→ **Rows from a figure dataset**:
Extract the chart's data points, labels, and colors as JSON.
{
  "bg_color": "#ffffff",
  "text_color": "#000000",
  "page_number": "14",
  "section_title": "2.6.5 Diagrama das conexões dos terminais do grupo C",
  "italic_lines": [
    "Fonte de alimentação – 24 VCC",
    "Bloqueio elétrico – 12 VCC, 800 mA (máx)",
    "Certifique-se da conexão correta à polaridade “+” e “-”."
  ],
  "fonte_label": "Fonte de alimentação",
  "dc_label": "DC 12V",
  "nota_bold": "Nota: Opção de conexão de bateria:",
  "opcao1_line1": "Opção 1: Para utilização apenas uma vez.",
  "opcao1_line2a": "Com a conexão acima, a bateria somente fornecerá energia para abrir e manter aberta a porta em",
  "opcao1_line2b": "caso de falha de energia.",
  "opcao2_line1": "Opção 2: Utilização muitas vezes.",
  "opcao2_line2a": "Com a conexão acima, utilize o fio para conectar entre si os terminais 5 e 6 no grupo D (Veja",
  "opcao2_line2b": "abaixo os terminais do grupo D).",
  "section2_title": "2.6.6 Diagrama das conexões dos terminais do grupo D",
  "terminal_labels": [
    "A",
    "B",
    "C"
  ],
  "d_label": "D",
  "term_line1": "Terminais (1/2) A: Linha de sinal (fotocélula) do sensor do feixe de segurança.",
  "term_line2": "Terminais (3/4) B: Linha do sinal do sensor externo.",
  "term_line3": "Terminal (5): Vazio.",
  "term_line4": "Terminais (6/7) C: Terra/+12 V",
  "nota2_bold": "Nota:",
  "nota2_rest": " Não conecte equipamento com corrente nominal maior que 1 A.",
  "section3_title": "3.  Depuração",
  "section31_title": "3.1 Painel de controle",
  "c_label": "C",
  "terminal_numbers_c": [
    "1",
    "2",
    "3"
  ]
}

→ **WHAT IS BEING ASKED**: Pick out every line with the string "Linha" and copy it.

→ **THE COMPLETED TASK**:
  "term_line1": "Terminais (1/2) A: Linha de sinal (fotocélula) do sensor do feixe de segurança.",
  "term_line2": "Terminais (3/4) B: Linha do sinal do sensor externo.",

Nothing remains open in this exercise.